* [Exercise goal] Make an exact copy of the data below, leaving out every picture.

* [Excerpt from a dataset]
--------------------

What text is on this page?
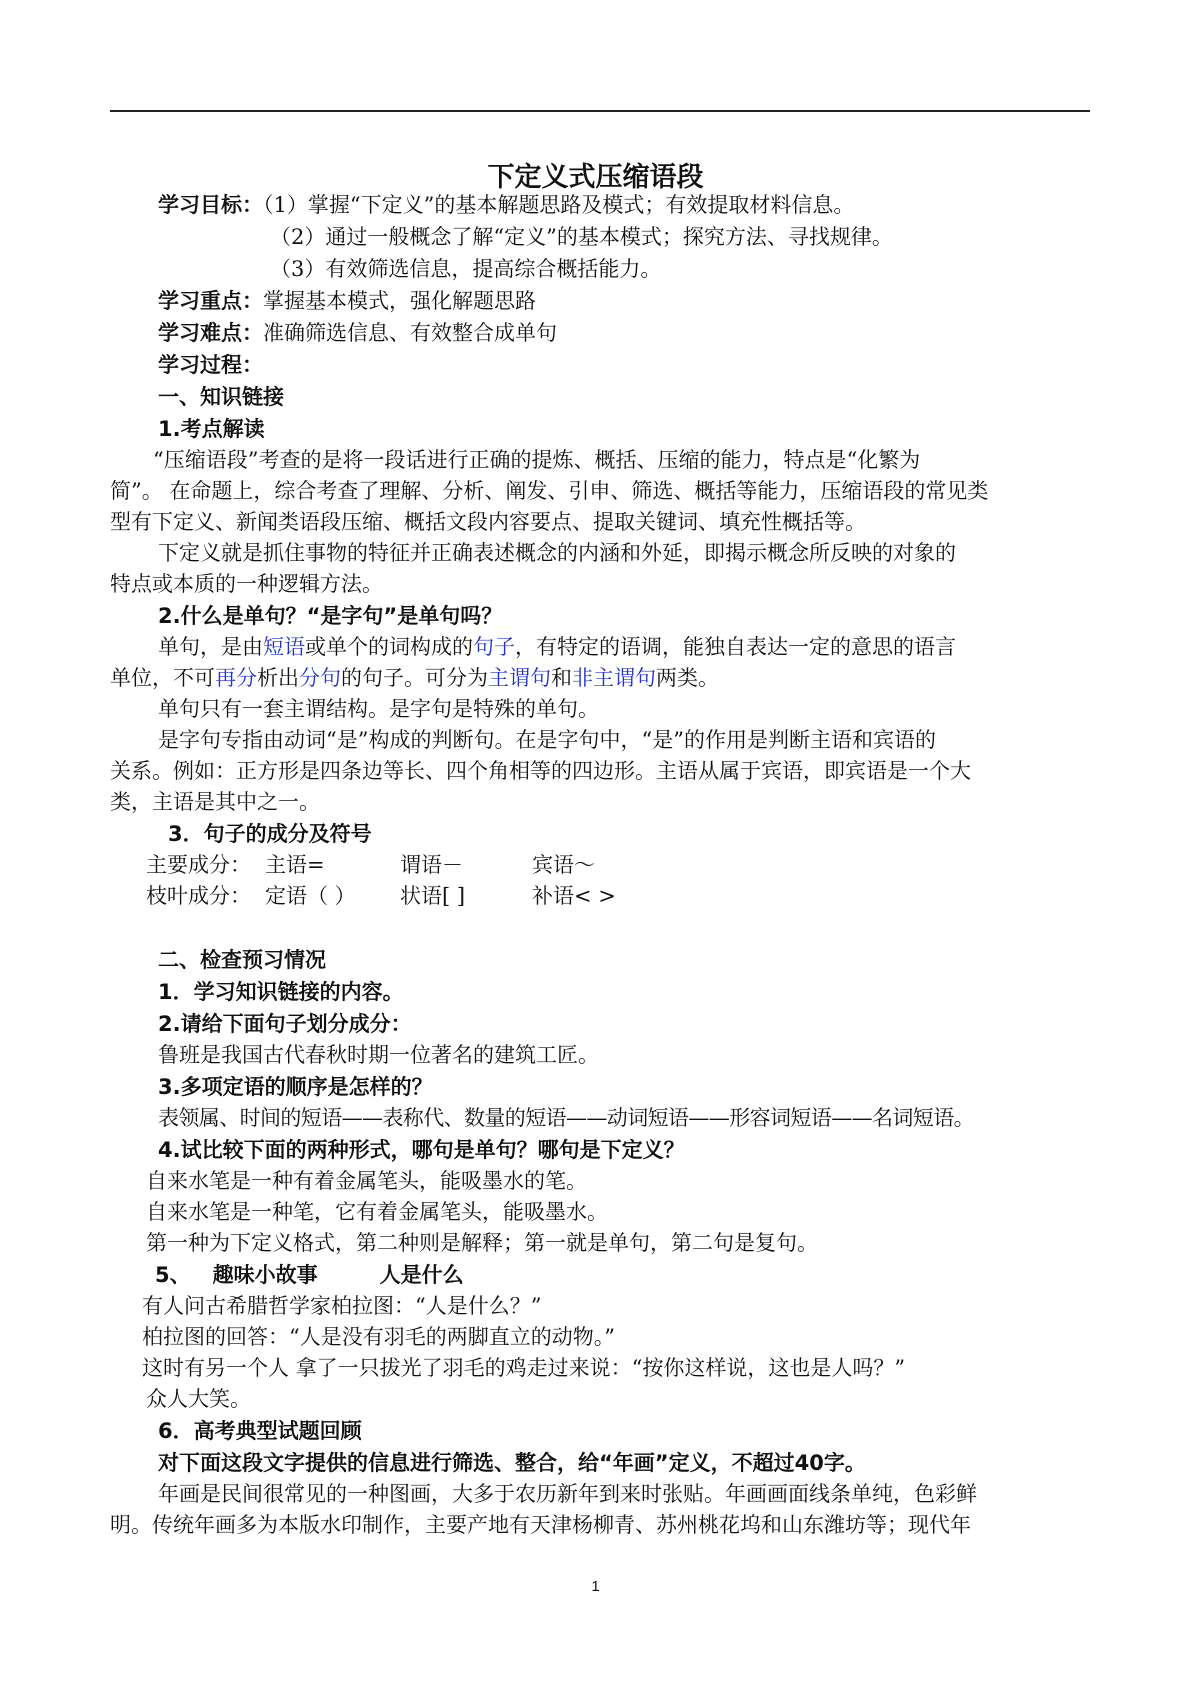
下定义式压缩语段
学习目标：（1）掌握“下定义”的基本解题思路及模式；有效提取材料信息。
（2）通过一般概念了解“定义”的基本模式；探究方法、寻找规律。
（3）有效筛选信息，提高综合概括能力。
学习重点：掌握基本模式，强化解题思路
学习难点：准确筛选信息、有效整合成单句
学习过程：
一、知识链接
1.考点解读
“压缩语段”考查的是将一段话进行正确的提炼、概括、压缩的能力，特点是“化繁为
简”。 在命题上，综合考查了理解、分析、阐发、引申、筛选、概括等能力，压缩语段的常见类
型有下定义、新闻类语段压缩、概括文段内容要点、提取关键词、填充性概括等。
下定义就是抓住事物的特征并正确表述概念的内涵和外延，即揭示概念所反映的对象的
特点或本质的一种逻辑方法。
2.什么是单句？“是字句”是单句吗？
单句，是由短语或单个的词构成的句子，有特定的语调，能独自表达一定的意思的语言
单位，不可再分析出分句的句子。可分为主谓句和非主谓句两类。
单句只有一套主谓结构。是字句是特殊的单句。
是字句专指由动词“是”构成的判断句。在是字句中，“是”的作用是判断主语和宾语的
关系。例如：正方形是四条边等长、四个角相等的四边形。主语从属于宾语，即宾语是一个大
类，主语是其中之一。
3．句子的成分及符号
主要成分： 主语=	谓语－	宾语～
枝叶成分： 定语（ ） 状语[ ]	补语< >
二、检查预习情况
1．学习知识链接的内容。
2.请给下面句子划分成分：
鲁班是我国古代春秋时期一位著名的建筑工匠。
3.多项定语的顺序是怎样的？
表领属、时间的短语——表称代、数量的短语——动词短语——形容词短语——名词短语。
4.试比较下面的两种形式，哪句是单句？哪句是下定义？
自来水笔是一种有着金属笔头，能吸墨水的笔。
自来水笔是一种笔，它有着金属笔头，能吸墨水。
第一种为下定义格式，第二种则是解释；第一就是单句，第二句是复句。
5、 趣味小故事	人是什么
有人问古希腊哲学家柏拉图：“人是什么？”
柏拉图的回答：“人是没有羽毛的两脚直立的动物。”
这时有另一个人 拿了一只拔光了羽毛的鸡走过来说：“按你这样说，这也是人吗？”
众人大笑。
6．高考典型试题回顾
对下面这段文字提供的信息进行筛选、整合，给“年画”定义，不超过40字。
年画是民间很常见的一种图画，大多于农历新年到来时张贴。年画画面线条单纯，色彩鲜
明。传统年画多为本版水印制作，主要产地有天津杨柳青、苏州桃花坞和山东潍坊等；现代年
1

--------------------

* [Complete output]
What text is on this page?
下定义式压缩语段
学习目标：（1）掌握“下定义”的基本解题思路及模式；有效提取材料信息。
（2）通过一般概念了解“定义”的基本模式；探究方法、寻找规律。
（3）有效筛选信息，提高综合概括能力。
学习重点：掌握基本模式，强化解题思路
学习难点：准确筛选信息、有效整合成单句
学习过程：
一、知识链接
1.考点解读
“压缩语段”考查的是将一段话进行正确的提炼、概括、压缩的能力，特点是“化繁为
简”。 在命题上，综合考查了理解、分析、阐发、引申、筛选、概括等能力，压缩语段的常见类
型有下定义、新闻类语段压缩、概括文段内容要点、提取关键词、填充性概括等。
下定义就是抓住事物的特征并正确表述概念的内涵和外延，即揭示概念所反映的对象的
特点或本质的一种逻辑方法。
2.什么是单句？“是字句”是单句吗？
单句，是由短语或单个的词构成的句子，有特定的语调，能独自表达一定的意思的语言
单位，不可再分析出分句的句子。可分为主谓句和非主谓句两类。
单句只有一套主谓结构。是字句是特殊的单句。
是字句专指由动词“是”构成的判断句。在是字句中，“是”的作用是判断主语和宾语的
关系。例如：正方形是四条边等长、四个角相等的四边形。主语从属于宾语，即宾语是一个大
类，主语是其中之一。
3．句子的成分及符号
主要成分： 主语=	谓语－	宾语～
枝叶成分： 定语（ ） 状语[ ]	补语< >
二、检查预习情况
1．学习知识链接的内容。
2.请给下面句子划分成分：
鲁班是我国古代春秋时期一位著名的建筑工匠。
3.多项定语的顺序是怎样的？
表领属、时间的短语——表称代、数量的短语——动词短语——形容词短语——名词短语。
4.试比较下面的两种形式，哪句是单句？哪句是下定义？
自来水笔是一种有着金属笔头，能吸墨水的笔。
自来水笔是一种笔，它有着金属笔头，能吸墨水。
第一种为下定义格式，第二种则是解释；第一就是单句，第二句是复句。
5、 趣味小故事	人是什么
有人问古希腊哲学家柏拉图：“人是什么？”
柏拉图的回答：“人是没有羽毛的两脚直立的动物。”
这时有另一个人 拿了一只拔光了羽毛的鸡走过来说：“按你这样说，这也是人吗？”
众人大笑。
6．高考典型试题回顾
对下面这段文字提供的信息进行筛选、整合，给“年画”定义，不超过40字。
年画是民间很常见的一种图画，大多于农历新年到来时张贴。年画画面线条单纯，色彩鲜
明。传统年画多为本版水印制作，主要产地有天津杨柳青、苏州桃花坞和山东潍坊等；现代年
1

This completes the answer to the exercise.